======== BLOC DE TEXTE ========

Estimer les financements du système alimentaire

Notre estimation porte sur les financements perçus par la chaîne alimentaire française, dont nous identifions la nature, estimons les montants et décrivons les acteurs impliqués. Nous distinguons deux grands types de flux :

 

Le financement des revenus de la chaîne alimentaire, estimé à près de 280 Mds d’euros. Celui-ci se compose à 90 % de dépenses alimentaires des ménages en vente et en restauration, et à 10 % de subventions publiques et d’exonérations de taxes et de cotisations. Ce chiffrage n’inclut pas les ventes hors chaîne alimentaire française, c’est-à-dire les exportations et les ventes aux entreprises françaises non alimentaires.

========

### TÂCHES À RÉALISER
- 1) Relevez toutes les valeurs chiffrées qui figurent dans le texte sur les financements du système alimentaire.
- 2) Reproduisez le passage du texte sur les financements du système alimentaire en commençant à «Estimer les financements» et en terminant à «françaises non alimentaires.».

======== LIGNES DE DONNÉES ========

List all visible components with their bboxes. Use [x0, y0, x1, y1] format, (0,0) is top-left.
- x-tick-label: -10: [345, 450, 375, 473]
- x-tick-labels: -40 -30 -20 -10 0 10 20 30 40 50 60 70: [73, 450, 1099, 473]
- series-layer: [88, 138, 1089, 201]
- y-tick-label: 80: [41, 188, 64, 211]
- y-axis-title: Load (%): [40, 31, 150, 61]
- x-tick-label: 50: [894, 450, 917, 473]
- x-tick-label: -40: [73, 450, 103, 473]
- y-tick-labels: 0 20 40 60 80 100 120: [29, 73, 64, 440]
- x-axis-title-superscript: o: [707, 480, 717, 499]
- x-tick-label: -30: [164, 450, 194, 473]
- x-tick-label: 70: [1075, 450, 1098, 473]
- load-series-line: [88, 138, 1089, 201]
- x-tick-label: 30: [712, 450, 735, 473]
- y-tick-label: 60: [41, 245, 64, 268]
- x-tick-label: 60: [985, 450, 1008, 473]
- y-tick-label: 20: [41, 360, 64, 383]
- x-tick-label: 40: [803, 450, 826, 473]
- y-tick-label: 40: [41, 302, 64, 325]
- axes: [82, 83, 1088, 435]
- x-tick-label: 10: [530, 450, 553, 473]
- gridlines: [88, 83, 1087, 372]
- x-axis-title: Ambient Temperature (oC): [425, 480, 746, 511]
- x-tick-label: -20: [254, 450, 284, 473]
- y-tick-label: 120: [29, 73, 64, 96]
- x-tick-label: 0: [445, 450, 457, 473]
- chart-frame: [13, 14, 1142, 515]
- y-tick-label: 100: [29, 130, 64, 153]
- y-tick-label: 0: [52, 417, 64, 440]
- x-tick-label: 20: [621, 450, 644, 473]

========

### LISTE DES RÉPONSES
- 1)
- près de 280 Mds d'euros
- 90 %
- 10 %

- 2)
Estimer les financements du système alimentaire

Notre estimation porte sur les financements perçus par la chaîne alimentaire française, dont nous identifions la nature, estimons les montants et décrivons les acteurs impliqués. Nous distinguons deux grands types de flux :

 

Le financement des revenus de la chaîne alimentaire, estimé à près de 280 Mds d’euros. Celui-ci se compose à 90 % de dépenses alimentaires des ménages en vente et en restauration, et à 10 % de subventions publiques et d’exonérations de taxes et de cotisations. Ce chiffrage n’inclut pas les ventes hors chaîne alimentaire française, c’est-à-dire les exportations et les ventes aux entreprises françaises non alimentaires.